> **What is needed**: Restate the entire listing word for word.

> **Exercise inputs**:
..............................

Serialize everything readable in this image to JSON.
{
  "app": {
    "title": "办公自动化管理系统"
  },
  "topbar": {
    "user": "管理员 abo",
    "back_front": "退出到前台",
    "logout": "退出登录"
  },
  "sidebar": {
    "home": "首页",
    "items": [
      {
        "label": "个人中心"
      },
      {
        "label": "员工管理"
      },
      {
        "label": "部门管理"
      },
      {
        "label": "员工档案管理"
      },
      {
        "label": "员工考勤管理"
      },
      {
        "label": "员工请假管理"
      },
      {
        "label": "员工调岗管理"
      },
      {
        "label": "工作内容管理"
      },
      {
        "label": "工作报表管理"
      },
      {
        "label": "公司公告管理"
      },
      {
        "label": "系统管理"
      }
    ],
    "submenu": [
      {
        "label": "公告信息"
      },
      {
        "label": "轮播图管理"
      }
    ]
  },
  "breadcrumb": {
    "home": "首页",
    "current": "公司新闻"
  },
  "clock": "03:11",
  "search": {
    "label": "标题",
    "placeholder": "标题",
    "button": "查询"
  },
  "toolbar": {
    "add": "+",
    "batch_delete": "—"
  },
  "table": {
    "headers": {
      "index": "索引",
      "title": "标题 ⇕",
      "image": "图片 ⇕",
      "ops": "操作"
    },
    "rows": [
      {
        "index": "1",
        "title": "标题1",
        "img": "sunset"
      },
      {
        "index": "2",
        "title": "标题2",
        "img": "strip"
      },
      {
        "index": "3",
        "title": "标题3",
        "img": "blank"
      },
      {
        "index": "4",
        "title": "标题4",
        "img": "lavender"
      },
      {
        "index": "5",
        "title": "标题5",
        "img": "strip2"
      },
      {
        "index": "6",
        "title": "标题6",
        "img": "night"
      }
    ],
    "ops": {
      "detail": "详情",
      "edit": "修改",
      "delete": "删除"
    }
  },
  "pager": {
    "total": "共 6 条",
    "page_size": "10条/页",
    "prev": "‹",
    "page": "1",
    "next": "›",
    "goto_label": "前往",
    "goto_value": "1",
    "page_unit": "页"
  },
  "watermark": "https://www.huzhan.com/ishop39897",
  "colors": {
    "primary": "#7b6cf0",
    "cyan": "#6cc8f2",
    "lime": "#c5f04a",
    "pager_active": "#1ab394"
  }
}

..............................

> **Reply to the exercise**:
Serialize everything readable in this image to JSON.
{
  "app": {
    "title": "办公自动化管理系统"
  },
  "topbar": {
    "user": "管理员 abo",
    "back_front": "退出到前台",
    "logout": "退出登录"
  },
  "sidebar": {
    "home": "首页",
    "items": [
      {
        "label": "个人中心"
      },
      {
        "label": "员工管理"
      },
      {
        "label": "部门管理"
      },
      {
        "label": "员工档案管理"
      },
      {
        "label": "员工考勤管理"
      },
      {
        "label": "员工请假管理"
      },
      {
        "label": "员工调岗管理"
      },
      {
        "label": "工作内容管理"
      },
      {
        "label": "工作报表管理"
      },
      {
        "label": "公司公告管理"
      },
      {
        "label": "系统管理"
      }
    ],
    "submenu": [
      {
        "label": "公告信息"
      },
      {
        "label": "轮播图管理"
      }
    ]
  },
  "breadcrumb": {
    "home": "首页",
    "current": "公司新闻"
  },
  "clock": "03:11",
  "search": {
    "label": "标题",
    "placeholder": "标题",
    "button": "查询"
  },
  "toolbar": {
    "add": "+",
    "batch_delete": "—"
  },
  "table": {
    "headers": {
      "index": "索引",
      "title": "标题 ⇕",
      "image": "图片 ⇕",
      "ops": "操作"
    },
    "rows": [
      {
        "index": "1",
        "title": "标题1",
        "img": "sunset"
      },
      {
        "index": "2",
        "title": "标题2",
        "img": "strip"
      },
      {
        "index": "3",
        "title": "标题3",
        "img": "blank"
      },
      {
        "index": "4",
        "title": "标题4",
        "img": "lavender"
      },
      {
        "index": "5",
        "title": "标题5",
        "img": "strip2"
      },
      {
        "index": "6",
        "title": "标题6",
        "img": "night"
      }
    ],
    "ops": {
      "detail": "详情",
      "edit": "修改",
      "delete": "删除"
    }
  },
  "pager": {
    "total": "共 6 条",
    "page_size": "10条/页",
    "prev": "‹",
    "page": "1",
    "next": "›",
    "goto_label": "前往",
    "goto_value": "1",
    "page_unit": "页"
  },
  "watermark": "https://www.huzhan.com/ishop39897",
  "colors": {
    "primary": "#7b6cf0",
    "cyan": "#6cc8f2",
    "lime": "#c5f04a",
    "pager_active": "#1ab394"
  }
}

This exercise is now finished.